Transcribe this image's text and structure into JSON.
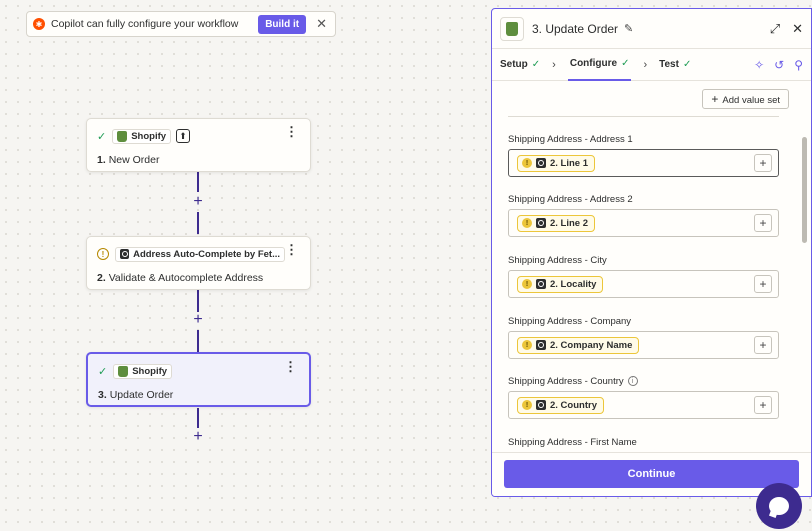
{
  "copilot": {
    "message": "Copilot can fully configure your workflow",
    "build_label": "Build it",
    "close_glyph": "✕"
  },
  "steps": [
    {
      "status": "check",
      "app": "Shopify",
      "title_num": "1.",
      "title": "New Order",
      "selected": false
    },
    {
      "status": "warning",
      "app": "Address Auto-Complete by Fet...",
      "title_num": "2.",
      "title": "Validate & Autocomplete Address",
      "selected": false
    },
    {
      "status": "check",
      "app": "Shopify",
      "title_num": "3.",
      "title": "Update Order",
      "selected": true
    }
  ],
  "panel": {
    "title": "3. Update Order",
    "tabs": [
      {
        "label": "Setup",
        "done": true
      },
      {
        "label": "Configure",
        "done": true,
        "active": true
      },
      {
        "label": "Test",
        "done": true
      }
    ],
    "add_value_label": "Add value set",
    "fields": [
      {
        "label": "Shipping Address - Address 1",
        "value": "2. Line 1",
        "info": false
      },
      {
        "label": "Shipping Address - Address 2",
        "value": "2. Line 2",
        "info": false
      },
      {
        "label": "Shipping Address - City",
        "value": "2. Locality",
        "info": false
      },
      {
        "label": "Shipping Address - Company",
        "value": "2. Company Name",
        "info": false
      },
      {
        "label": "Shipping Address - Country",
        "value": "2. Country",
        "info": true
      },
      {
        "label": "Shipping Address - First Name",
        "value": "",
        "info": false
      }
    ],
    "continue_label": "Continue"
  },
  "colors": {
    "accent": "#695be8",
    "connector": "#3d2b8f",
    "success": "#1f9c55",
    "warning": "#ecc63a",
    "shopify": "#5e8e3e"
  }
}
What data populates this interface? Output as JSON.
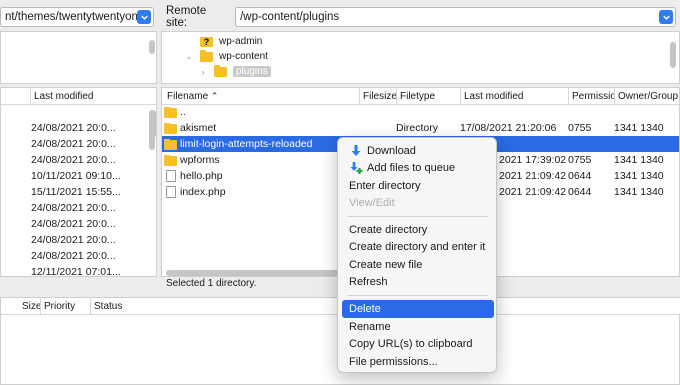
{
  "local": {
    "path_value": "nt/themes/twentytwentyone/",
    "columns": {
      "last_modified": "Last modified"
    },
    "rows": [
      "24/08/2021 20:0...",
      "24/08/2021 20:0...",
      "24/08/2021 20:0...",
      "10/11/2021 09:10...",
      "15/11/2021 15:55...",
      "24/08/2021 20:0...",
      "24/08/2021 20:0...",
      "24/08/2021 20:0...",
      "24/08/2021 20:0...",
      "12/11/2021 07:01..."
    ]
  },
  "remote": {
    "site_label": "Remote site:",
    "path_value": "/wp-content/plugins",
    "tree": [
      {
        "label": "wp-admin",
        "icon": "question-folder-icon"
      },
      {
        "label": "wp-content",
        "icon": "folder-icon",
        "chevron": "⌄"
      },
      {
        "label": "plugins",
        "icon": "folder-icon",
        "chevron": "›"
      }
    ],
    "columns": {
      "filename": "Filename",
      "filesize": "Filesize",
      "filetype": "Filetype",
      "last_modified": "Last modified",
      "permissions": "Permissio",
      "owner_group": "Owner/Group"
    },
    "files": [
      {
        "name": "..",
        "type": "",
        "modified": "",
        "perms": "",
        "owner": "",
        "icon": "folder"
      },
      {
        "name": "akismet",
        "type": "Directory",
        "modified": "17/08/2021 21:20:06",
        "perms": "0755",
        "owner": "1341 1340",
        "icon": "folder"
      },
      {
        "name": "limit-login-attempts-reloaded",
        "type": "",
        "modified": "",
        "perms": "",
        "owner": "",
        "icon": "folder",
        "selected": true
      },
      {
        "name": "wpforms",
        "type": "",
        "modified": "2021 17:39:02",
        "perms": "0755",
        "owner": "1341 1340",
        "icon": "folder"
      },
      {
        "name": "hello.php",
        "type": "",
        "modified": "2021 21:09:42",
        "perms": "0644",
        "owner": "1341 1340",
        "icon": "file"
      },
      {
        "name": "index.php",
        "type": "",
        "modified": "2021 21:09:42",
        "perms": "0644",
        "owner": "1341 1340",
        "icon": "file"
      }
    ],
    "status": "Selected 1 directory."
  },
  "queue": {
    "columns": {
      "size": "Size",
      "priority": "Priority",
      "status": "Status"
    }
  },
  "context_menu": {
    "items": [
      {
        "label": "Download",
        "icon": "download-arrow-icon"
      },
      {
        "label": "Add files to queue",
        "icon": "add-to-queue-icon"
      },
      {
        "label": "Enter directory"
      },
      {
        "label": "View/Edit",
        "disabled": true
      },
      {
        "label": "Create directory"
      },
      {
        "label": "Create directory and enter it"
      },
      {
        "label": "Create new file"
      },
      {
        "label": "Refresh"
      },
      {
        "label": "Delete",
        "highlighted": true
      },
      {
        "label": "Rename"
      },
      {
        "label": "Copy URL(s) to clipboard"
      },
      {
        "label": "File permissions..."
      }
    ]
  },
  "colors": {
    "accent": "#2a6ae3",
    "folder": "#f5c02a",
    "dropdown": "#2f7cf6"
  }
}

* [EXERCISE GOAL]: Write out the listing word for word, omitting the pictures it holds.

* [FINAL ANSWER]:
Transcribe this image's text and structure into JSON.
{
  "copilot": {
    "message": "Copilot can fully configure your workflow",
    "build_label": "Build it",
    "close_glyph": "✕"
  },
  "steps": [
    {
      "status": "check",
      "app": "Shopify",
      "title_num": "1.",
      "title": "New Order",
      "selected": false
    },
    {
      "status": "warning",
      "app": "Address Auto-Complete by Fet...",
      "title_num": "2.",
      "title": "Validate & Autocomplete Address",
      "selected": false
    },
    {
      "status": "check",
      "app": "Shopify",
      "title_num": "3.",
      "title": "Update Order",
      "selected": true
    }
  ],
  "panel": {
    "title": "3. Update Order",
    "tabs": [
      {
        "label": "Setup",
        "done": true
      },
      {
        "label": "Configure",
        "done": true,
        "active": true
      },
      {
        "label": "Test",
        "done": true
      }
    ],
    "add_value_label": "Add value set",
    "fields": [
      {
        "label": "Shipping Address - Address 1",
        "value": "2. Line 1",
        "info": false
      },
      {
        "label": "Shipping Address - Address 2",
        "value": "2. Line 2",
        "info": false
      },
      {
        "label": "Shipping Address - City",
        "value": "2. Locality",
        "info": false
      },
      {
        "label": "Shipping Address - Company",
        "value": "2. Company Name",
        "info": false
      },
      {
        "label": "Shipping Address - Country",
        "value": "2. Country",
        "info": true
      },
      {
        "label": "Shipping Address - First Name",
        "value": "",
        "info": false
      }
    ],
    "continue_label": "Continue"
  },
  "colors": {
    "accent": "#695be8",
    "connector": "#3d2b8f",
    "success": "#1f9c55",
    "warning": "#ecc63a",
    "shopify": "#5e8e3e"
  }
}
What data populates this interface? Output as JSON.
{
  "local": {
    "path_value": "nt/themes/twentytwentyone/",
    "columns": {
      "last_modified": "Last modified"
    },
    "rows": [
      "24/08/2021 20:0...",
      "24/08/2021 20:0...",
      "24/08/2021 20:0...",
      "10/11/2021 09:10...",
      "15/11/2021 15:55...",
      "24/08/2021 20:0...",
      "24/08/2021 20:0...",
      "24/08/2021 20:0...",
      "24/08/2021 20:0...",
      "12/11/2021 07:01..."
    ]
  },
  "remote": {
    "site_label": "Remote site:",
    "path_value": "/wp-content/plugins",
    "tree": [
      {
        "label": "wp-admin",
        "icon": "question-folder-icon"
      },
      {
        "label": "wp-content",
        "icon": "folder-icon",
        "chevron": "⌄"
      },
      {
        "label": "plugins",
        "icon": "folder-icon",
        "chevron": "›"
      }
    ],
    "columns": {
      "filename": "Filename",
      "filesize": "Filesize",
      "filetype": "Filetype",
      "last_modified": "Last modified",
      "permissions": "Permissio",
      "owner_group": "Owner/Group"
    },
    "files": [
      {
        "name": "..",
        "type": "",
        "modified": "",
        "perms": "",
        "owner": "",
        "icon": "folder"
      },
      {
        "name": "akismet",
        "type": "Directory",
        "modified": "17/08/2021 21:20:06",
        "perms": "0755",
        "owner": "1341 1340",
        "icon": "folder"
      },
      {
        "name": "limit-login-attempts-reloaded",
        "type": "",
        "modified": "",
        "perms": "",
        "owner": "",
        "icon": "folder",
        "selected": true
      },
      {
        "name": "wpforms",
        "type": "",
        "modified": "2021 17:39:02",
        "perms": "0755",
        "owner": "1341 1340",
        "icon": "folder"
      },
      {
        "name": "hello.php",
        "type": "",
        "modified": "2021 21:09:42",
        "perms": "0644",
        "owner": "1341 1340",
        "icon": "file"
      },
      {
        "name": "index.php",
        "type": "",
        "modified": "2021 21:09:42",
        "perms": "0644",
        "owner": "1341 1340",
        "icon": "file"
      }
    ],
    "status": "Selected 1 directory."
  },
  "queue": {
    "columns": {
      "size": "Size",
      "priority": "Priority",
      "status": "Status"
    }
  },
  "context_menu": {
    "items": [
      {
        "label": "Download",
        "icon": "download-arrow-icon"
      },
      {
        "label": "Add files to queue",
        "icon": "add-to-queue-icon"
      },
      {
        "label": "Enter directory"
      },
      {
        "label": "View/Edit",
        "disabled": true
      },
      {
        "label": "Create directory"
      },
      {
        "label": "Create directory and enter it"
      },
      {
        "label": "Create new file"
      },
      {
        "label": "Refresh"
      },
      {
        "label": "Delete",
        "highlighted": true
      },
      {
        "label": "Rename"
      },
      {
        "label": "Copy URL(s) to clipboard"
      },
      {
        "label": "File permissions..."
      }
    ]
  },
  "colors": {
    "accent": "#2a6ae3",
    "folder": "#f5c02a",
    "dropdown": "#2f7cf6"
  }
}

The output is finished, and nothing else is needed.